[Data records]
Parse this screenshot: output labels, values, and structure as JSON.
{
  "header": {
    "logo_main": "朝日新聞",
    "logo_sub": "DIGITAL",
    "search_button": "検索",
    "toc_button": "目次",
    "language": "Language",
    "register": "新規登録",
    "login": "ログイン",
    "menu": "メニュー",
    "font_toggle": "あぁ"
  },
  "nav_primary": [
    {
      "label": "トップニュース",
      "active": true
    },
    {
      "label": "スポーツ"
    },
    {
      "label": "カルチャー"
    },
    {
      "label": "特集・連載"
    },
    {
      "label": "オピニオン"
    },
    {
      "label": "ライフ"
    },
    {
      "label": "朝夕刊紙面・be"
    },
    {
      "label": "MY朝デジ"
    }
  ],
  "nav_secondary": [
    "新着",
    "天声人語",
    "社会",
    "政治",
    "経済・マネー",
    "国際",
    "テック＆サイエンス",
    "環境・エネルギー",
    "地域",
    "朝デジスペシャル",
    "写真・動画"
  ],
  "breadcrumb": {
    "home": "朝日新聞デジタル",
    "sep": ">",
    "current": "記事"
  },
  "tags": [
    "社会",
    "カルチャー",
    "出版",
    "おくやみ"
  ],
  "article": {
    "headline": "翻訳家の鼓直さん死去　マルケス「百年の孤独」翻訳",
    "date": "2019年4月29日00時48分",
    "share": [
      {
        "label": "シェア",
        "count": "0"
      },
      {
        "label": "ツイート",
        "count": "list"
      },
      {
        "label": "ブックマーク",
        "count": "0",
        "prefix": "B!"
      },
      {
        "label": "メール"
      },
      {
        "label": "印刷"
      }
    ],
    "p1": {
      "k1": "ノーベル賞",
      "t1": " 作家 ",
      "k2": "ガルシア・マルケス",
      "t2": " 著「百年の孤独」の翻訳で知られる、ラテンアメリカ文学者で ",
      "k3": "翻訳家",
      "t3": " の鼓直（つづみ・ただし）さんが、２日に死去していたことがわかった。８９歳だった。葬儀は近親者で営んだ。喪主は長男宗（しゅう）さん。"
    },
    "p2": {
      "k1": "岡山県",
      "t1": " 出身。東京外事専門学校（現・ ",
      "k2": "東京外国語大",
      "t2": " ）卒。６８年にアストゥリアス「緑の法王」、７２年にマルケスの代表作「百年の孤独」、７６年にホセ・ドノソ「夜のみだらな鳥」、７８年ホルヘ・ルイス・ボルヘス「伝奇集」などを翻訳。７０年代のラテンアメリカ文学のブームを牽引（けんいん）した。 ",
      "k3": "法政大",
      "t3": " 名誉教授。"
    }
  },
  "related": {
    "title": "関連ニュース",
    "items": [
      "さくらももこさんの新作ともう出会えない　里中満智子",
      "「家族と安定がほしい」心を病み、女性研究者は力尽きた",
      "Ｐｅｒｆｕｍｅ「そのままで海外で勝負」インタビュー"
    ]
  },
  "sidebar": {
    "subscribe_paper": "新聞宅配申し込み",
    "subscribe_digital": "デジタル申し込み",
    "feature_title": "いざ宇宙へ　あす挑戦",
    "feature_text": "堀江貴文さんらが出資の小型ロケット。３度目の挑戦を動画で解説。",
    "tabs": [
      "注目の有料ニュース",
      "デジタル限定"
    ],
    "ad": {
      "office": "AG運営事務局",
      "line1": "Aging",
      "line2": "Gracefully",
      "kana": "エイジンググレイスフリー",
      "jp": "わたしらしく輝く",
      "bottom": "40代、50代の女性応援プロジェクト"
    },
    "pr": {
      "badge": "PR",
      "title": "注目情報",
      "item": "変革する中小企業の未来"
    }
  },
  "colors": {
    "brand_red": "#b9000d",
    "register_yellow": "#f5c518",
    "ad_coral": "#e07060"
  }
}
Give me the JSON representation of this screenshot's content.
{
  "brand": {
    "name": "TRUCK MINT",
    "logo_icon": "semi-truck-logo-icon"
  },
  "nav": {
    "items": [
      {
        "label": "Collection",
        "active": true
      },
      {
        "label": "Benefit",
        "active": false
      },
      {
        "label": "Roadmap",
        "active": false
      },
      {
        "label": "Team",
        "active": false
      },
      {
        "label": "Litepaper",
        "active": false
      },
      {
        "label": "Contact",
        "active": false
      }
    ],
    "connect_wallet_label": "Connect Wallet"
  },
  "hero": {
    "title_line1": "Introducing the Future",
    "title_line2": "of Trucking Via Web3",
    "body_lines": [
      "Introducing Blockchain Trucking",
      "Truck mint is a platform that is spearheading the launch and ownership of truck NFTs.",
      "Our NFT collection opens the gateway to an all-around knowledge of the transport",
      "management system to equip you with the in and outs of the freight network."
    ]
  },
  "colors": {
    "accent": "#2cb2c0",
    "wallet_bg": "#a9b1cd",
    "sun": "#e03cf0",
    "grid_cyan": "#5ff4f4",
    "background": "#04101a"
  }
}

• What you have to do: Pull out every line containing "this".

• Written answer:
Parse this screenshot: output labels, values, and structure as JSON.
Give me the JSON representation of this screenshot's content.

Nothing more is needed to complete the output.